--- Start PAGE EXCERPT ---

SAN FRANCISCO — For years, job hunting over the age of 40 in the youth-obsessed Silicon Valley could prove hazardous to your career.
But judging from the experiences of technology workers roaming the country in search of job opportunities elsewhere, ageism is a universal problem in the industry.
“It’s not just Silicon Valley. It is everywhere,” says Pete Denes, 59, who used to run a $200 million sales division at Hitachi and now sells yard and monument signs in his native Omaha after a go at real estate in Phoenix. “It is very frustrating after a while.”
From California to Arizona and now Omaha, Denes says he traveled far and wide in search of work in tech. Nearly a decade and 300 rejected resumes later, he concluded it’s “virtually impossible to get my foot in the door anywhere.”
His experience is becoming increasingly common.
Age is the silent career killer in the tech industry. While companies openly wrestle with the lack of racial and gender diversity, regularly releasing workforce demographics, they refuse to disclose the average age of their staffers and offer little in the way of internal support for older workers.
A rise in complaints, and lawsuits, over ageism in Silicon Valley and elsewhere the past few years has contributed to the reticence among major tech employers to speak up on the topic.
“Systemic issues contribute to tech and (non-tech) fields,” says Brooks Holtom, management professor at Georgetown’s McDonough School of Business.

--- End PAGE EXCERPT ---

**PROBLEMS TO SOLVE:**
1. From the article on ageism in tech, output the passage starting with "From California to" and going on through "becoming increasingly common.".
2. According to the article on ageism in tech, in which city does Pete Denes now sell yard and monument signs?
The data after the article on ageism in tech is separate material.

--- Start COLLECTED MATERIAL ---

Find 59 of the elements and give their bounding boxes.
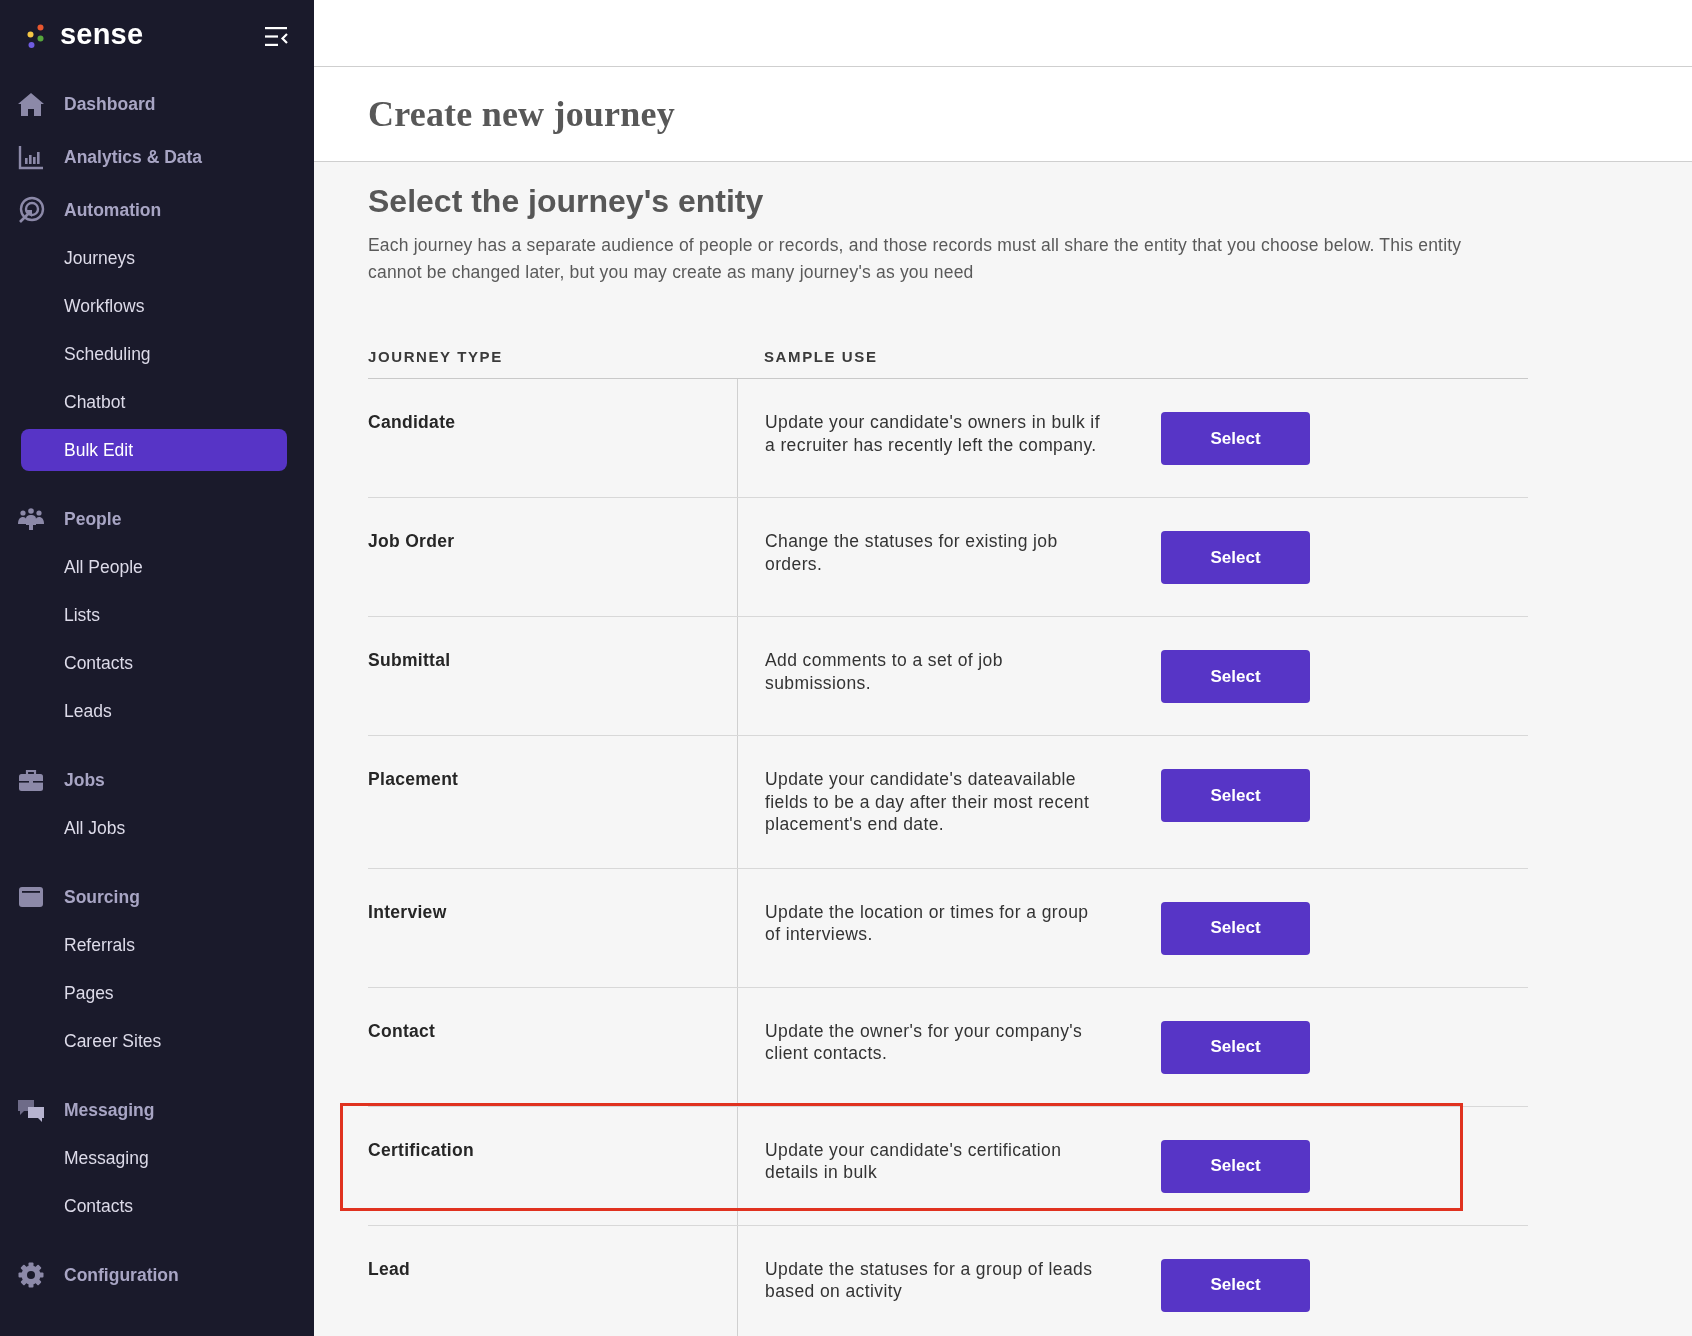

--- End COLLECTED MATERIAL ---

**RESULTS BY TASK:**
1.
From California to Arizona and now Omaha, Denes says he traveled far and wide in search of work in tech. Nearly a decade and 300 rejected resumes later, he concluded it’s “virtually impossible to get my foot in the door anywhere.”
His experience is becoming increasingly common.

2. Omaha, his native city.